-- begin EXTRACTED RECORDS --

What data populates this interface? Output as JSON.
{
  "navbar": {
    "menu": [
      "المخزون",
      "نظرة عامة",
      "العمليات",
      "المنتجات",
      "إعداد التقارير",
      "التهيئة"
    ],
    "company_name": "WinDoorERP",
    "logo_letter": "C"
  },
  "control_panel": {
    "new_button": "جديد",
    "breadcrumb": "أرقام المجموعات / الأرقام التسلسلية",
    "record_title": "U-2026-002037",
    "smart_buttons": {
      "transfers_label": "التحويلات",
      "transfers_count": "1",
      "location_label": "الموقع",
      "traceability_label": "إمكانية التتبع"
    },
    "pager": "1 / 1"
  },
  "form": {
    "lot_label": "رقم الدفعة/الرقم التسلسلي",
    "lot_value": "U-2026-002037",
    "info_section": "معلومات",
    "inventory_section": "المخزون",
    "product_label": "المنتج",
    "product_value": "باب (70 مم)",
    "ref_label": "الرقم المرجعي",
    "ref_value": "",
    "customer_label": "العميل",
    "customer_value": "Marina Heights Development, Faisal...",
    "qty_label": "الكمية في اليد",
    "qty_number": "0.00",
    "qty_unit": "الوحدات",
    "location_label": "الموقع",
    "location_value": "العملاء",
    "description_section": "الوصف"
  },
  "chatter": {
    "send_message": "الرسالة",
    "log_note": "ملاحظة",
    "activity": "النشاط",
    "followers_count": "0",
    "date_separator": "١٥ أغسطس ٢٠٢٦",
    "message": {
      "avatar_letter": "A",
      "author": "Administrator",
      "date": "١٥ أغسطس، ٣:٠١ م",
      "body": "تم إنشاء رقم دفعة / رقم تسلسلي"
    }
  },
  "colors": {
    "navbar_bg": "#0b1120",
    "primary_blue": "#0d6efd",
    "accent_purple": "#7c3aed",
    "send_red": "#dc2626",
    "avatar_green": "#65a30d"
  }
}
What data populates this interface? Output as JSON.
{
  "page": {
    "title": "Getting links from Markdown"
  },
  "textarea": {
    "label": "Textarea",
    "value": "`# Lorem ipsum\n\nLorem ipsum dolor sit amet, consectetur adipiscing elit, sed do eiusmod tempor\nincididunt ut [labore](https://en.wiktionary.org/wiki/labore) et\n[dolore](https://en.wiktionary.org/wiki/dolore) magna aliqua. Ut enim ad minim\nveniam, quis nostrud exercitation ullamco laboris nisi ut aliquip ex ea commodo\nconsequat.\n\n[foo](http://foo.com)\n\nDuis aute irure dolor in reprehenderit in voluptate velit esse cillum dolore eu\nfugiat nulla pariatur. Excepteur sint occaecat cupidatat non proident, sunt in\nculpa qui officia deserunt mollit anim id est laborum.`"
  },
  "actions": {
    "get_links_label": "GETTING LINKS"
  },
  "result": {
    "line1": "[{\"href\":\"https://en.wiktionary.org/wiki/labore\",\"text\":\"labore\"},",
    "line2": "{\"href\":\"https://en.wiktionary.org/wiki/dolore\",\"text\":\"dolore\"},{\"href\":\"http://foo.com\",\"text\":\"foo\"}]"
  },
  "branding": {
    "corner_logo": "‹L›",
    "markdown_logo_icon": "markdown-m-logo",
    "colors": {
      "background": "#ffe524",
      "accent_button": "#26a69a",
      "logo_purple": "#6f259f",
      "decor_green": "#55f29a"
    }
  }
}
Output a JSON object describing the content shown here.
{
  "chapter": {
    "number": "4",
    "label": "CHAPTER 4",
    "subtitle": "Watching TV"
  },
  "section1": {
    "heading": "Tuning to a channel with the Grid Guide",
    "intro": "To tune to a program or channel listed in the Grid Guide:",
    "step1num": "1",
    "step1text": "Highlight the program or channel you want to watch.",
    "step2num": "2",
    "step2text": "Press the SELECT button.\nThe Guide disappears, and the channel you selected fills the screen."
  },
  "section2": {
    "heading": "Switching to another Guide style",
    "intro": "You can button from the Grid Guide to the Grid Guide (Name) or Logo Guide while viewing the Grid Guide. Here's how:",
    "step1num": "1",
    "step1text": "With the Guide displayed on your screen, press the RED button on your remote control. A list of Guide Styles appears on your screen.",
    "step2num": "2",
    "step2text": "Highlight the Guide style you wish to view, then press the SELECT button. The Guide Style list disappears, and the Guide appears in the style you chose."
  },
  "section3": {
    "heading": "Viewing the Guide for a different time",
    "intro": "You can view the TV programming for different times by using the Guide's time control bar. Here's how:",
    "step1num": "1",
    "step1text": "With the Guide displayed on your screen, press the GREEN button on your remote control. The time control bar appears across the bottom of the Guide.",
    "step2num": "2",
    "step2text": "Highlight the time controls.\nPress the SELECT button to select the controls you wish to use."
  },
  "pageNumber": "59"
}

-- end EXTRACTED RECORDS --

PROBLEM DETAILS =
From the listing above, copy out each line where the word "SELECT" appears.

EXPECTED ANSWER =
    "step2text": "Press the SELECT button.\nThe Guide disappears, and the channel you selected fills the screen."
    "step2text": "Highlight the Guide style you wish to view, then press the SELECT button. The Guide Style list disappears, and the Guide appears in the style you chose."
    "step2text": "Highlight the time controls.\nPress the SELECT button to select the controls you wish to use."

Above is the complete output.